[Data listing]
================================
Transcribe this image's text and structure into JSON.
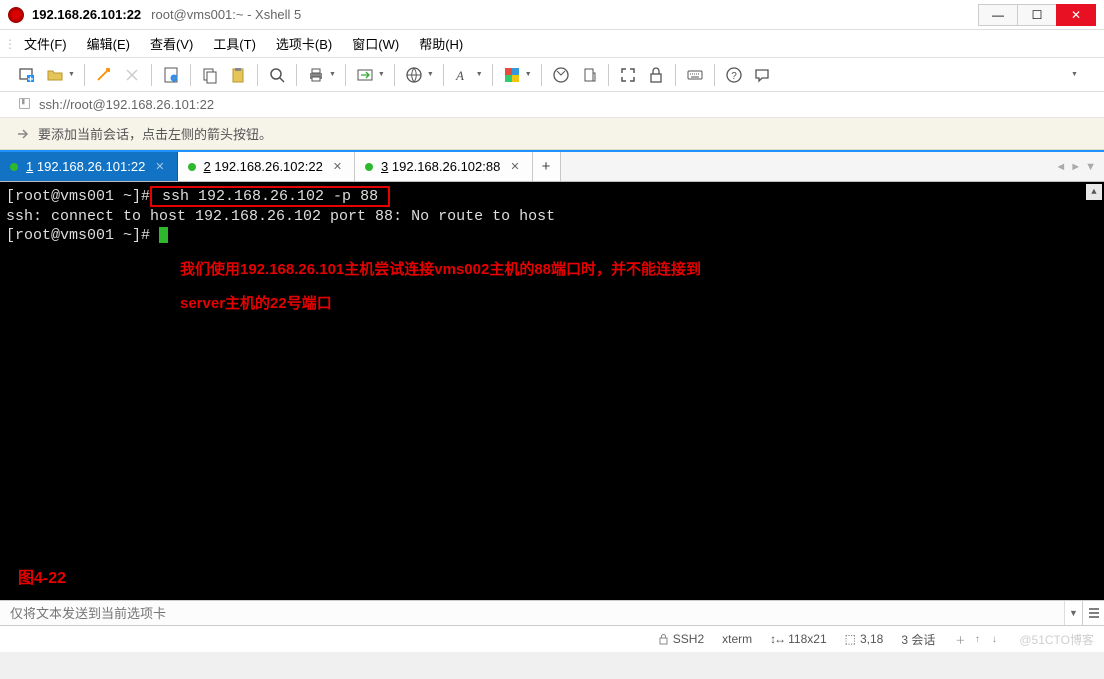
{
  "title": {
    "addr": "192.168.26.101:22",
    "rest": "root@vms001:~ - Xshell 5"
  },
  "menu": {
    "file": "文件(F)",
    "edit": "编辑(E)",
    "view": "查看(V)",
    "tools": "工具(T)",
    "tabs": "选项卡(B)",
    "window": "窗口(W)",
    "help": "帮助(H)"
  },
  "addrbar": {
    "url_icon": "🖻",
    "url": "ssh://root@192.168.26.101:22"
  },
  "hintbar": {
    "text": "要添加当前会话，点击左侧的箭头按钮。"
  },
  "tabs": [
    {
      "num": "1",
      "label": "192.168.26.101:22",
      "active": true
    },
    {
      "num": "2",
      "label": "192.168.26.102:22",
      "active": false
    },
    {
      "num": "3",
      "label": "192.168.26.102:88",
      "active": false
    }
  ],
  "terminal": {
    "line1_prompt": "[root@vms001 ~]#",
    "line1_cmd": " ssh 192.168.26.102 -p 88 ",
    "line2": "ssh: connect to host 192.168.26.102 port 88: No route to host",
    "line3_prompt": "[root@vms001 ~]# ",
    "annotation1": "我们使用192.168.26.101主机尝试连接vms002主机的88端口时，并不能连接到",
    "annotation2": "server主机的22号端口",
    "figure_label": "图4-22"
  },
  "sendbar": {
    "placeholder": "仅将文本发送到当前选项卡"
  },
  "status": {
    "proto": "SSH2",
    "term": "xterm",
    "size": "118x21",
    "pos": "3,18",
    "sessions": "3 会话",
    "watermark": "@51CTO博客"
  },
  "icons": {
    "minimize": "—",
    "maximize": "☐",
    "close": "✕",
    "bookmark": "🕮",
    "plus": "+"
  }
}
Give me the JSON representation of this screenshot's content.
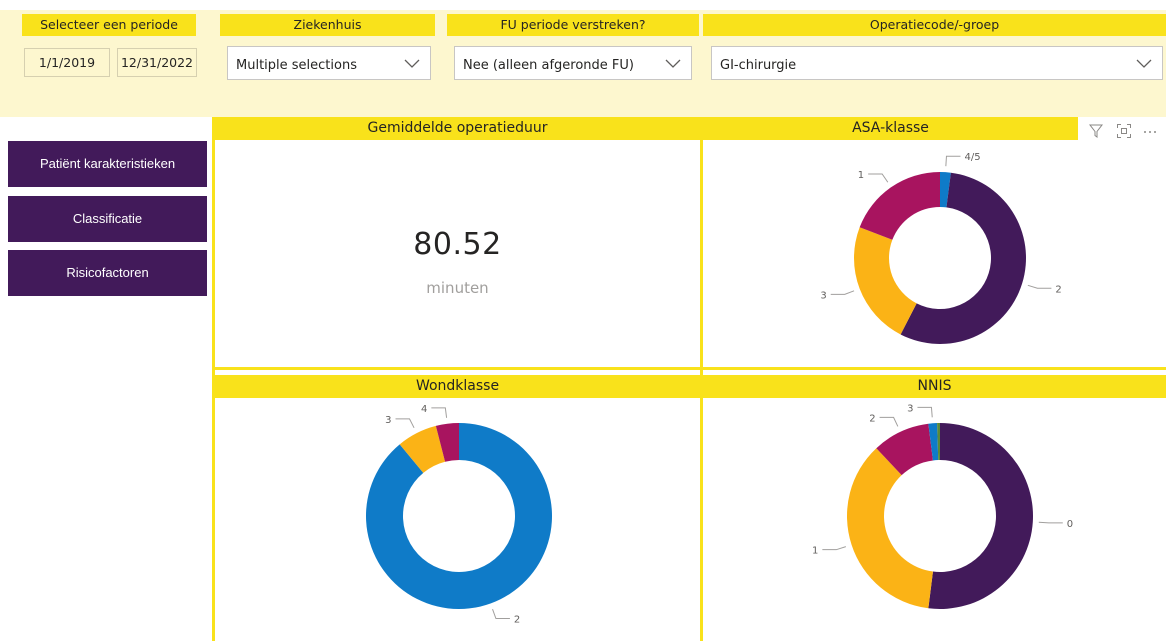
{
  "filters": {
    "period": {
      "title": "Selecteer een periode",
      "start": "1/1/2019",
      "end": "12/31/2022"
    },
    "hospital": {
      "title": "Ziekenhuis",
      "value": "Multiple selections"
    },
    "fu": {
      "title": "FU periode verstreken?",
      "value": "Nee (alleen afgeronde FU)"
    },
    "operation": {
      "title": "Operatiecode/-groep",
      "value": "GI-chirurgie"
    }
  },
  "nav": [
    {
      "label": "Patiënt karakteristieken"
    },
    {
      "label": "Classificatie"
    },
    {
      "label": "Risicofactoren"
    }
  ],
  "kpi": {
    "title": "Gemiddelde operatieduur",
    "value": "80.52",
    "unit": "minuten"
  },
  "visual_toolbar": {
    "icons": [
      "filter-icon",
      "focus-mode-icon",
      "more-options-icon"
    ]
  },
  "colors": {
    "purple": "#421a5a",
    "yellow": "#f9e21b",
    "orange": "#fbb316",
    "magenta": "#a8145f",
    "blue": "#0f7bc8",
    "green": "#5b8a3a"
  },
  "chart_data": [
    {
      "type": "pie",
      "title": "ASA-klasse",
      "donut": true,
      "slices": [
        {
          "label": "4/5",
          "value": 2,
          "color": "#0f7bc8"
        },
        {
          "label": "2",
          "value": 55,
          "color": "#421a5a"
        },
        {
          "label": "3",
          "value": 23,
          "color": "#fbb316"
        },
        {
          "label": "1",
          "value": 19,
          "color": "#a8145f"
        }
      ]
    },
    {
      "type": "pie",
      "title": "Wondklasse",
      "donut": true,
      "slices": [
        {
          "label": "2",
          "value": 89,
          "color": "#0f7bc8"
        },
        {
          "label": "3",
          "value": 7,
          "color": "#fbb316"
        },
        {
          "label": "4",
          "value": 4,
          "color": "#a8145f"
        }
      ]
    },
    {
      "type": "pie",
      "title": "NNIS",
      "donut": true,
      "slices": [
        {
          "label": "0",
          "value": 52,
          "color": "#421a5a"
        },
        {
          "label": "1",
          "value": 36,
          "color": "#fbb316"
        },
        {
          "label": "2",
          "value": 10,
          "color": "#a8145f"
        },
        {
          "label": "3",
          "value": 1.5,
          "color": "#0f7bc8"
        },
        {
          "label": "",
          "value": 0.5,
          "color": "#5b8a3a"
        }
      ]
    }
  ]
}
================================
» **Request**
Without including any pictures, output all the entries above exactly.

» **The completed task**
Transcribe this image's text and structure into JSON.
{
  "title": {
    "addr": "192.168.26.101:22",
    "rest": "root@vms001:~ - Xshell 5"
  },
  "menu": {
    "file": "文件(F)",
    "edit": "编辑(E)",
    "view": "查看(V)",
    "tools": "工具(T)",
    "tabs": "选项卡(B)",
    "window": "窗口(W)",
    "help": "帮助(H)"
  },
  "addrbar": {
    "url_icon": "🖻",
    "url": "ssh://root@192.168.26.101:22"
  },
  "hintbar": {
    "text": "要添加当前会话，点击左侧的箭头按钮。"
  },
  "tabs": [
    {
      "num": "1",
      "label": "192.168.26.101:22",
      "active": true
    },
    {
      "num": "2",
      "label": "192.168.26.102:22",
      "active": false
    },
    {
      "num": "3",
      "label": "192.168.26.102:88",
      "active": false
    }
  ],
  "terminal": {
    "line1_prompt": "[root@vms001 ~]#",
    "line1_cmd": " ssh 192.168.26.102 -p 88 ",
    "line2": "ssh: connect to host 192.168.26.102 port 88: No route to host",
    "line3_prompt": "[root@vms001 ~]# ",
    "annotation1": "我们使用192.168.26.101主机尝试连接vms002主机的88端口时，并不能连接到",
    "annotation2": "server主机的22号端口",
    "figure_label": "图4-22"
  },
  "sendbar": {
    "placeholder": "仅将文本发送到当前选项卡"
  },
  "status": {
    "proto": "SSH2",
    "term": "xterm",
    "size": "118x21",
    "pos": "3,18",
    "sessions": "3 会话",
    "watermark": "@51CTO博客"
  },
  "icons": {
    "minimize": "—",
    "maximize": "☐",
    "close": "✕",
    "bookmark": "🕮",
    "plus": "+"
  }
}
Give me the JSON representation of this screenshot's content.
{
  "filters": {
    "period": {
      "title": "Selecteer een periode",
      "start": "1/1/2019",
      "end": "12/31/2022"
    },
    "hospital": {
      "title": "Ziekenhuis",
      "value": "Multiple selections"
    },
    "fu": {
      "title": "FU periode verstreken?",
      "value": "Nee (alleen afgeronde FU)"
    },
    "operation": {
      "title": "Operatiecode/-groep",
      "value": "GI-chirurgie"
    }
  },
  "nav": [
    {
      "label": "Patiënt karakteristieken"
    },
    {
      "label": "Classificatie"
    },
    {
      "label": "Risicofactoren"
    }
  ],
  "kpi": {
    "title": "Gemiddelde operatieduur",
    "value": "80.52",
    "unit": "minuten"
  },
  "visual_toolbar": {
    "icons": [
      "filter-icon",
      "focus-mode-icon",
      "more-options-icon"
    ]
  },
  "colors": {
    "purple": "#421a5a",
    "yellow": "#f9e21b",
    "orange": "#fbb316",
    "magenta": "#a8145f",
    "blue": "#0f7bc8",
    "green": "#5b8a3a"
  },
  "chart_data": [
    {
      "type": "pie",
      "title": "ASA-klasse",
      "donut": true,
      "slices": [
        {
          "label": "4/5",
          "value": 2,
          "color": "#0f7bc8"
        },
        {
          "label": "2",
          "value": 55,
          "color": "#421a5a"
        },
        {
          "label": "3",
          "value": 23,
          "color": "#fbb316"
        },
        {
          "label": "1",
          "value": 19,
          "color": "#a8145f"
        }
      ]
    },
    {
      "type": "pie",
      "title": "Wondklasse",
      "donut": true,
      "slices": [
        {
          "label": "2",
          "value": 89,
          "color": "#0f7bc8"
        },
        {
          "label": "3",
          "value": 7,
          "color": "#fbb316"
        },
        {
          "label": "4",
          "value": 4,
          "color": "#a8145f"
        }
      ]
    },
    {
      "type": "pie",
      "title": "NNIS",
      "donut": true,
      "slices": [
        {
          "label": "0",
          "value": 52,
          "color": "#421a5a"
        },
        {
          "label": "1",
          "value": 36,
          "color": "#fbb316"
        },
        {
          "label": "2",
          "value": 10,
          "color": "#a8145f"
        },
        {
          "label": "3",
          "value": 1.5,
          "color": "#0f7bc8"
        },
        {
          "label": "",
          "value": 0.5,
          "color": "#5b8a3a"
        }
      ]
    }
  ]
}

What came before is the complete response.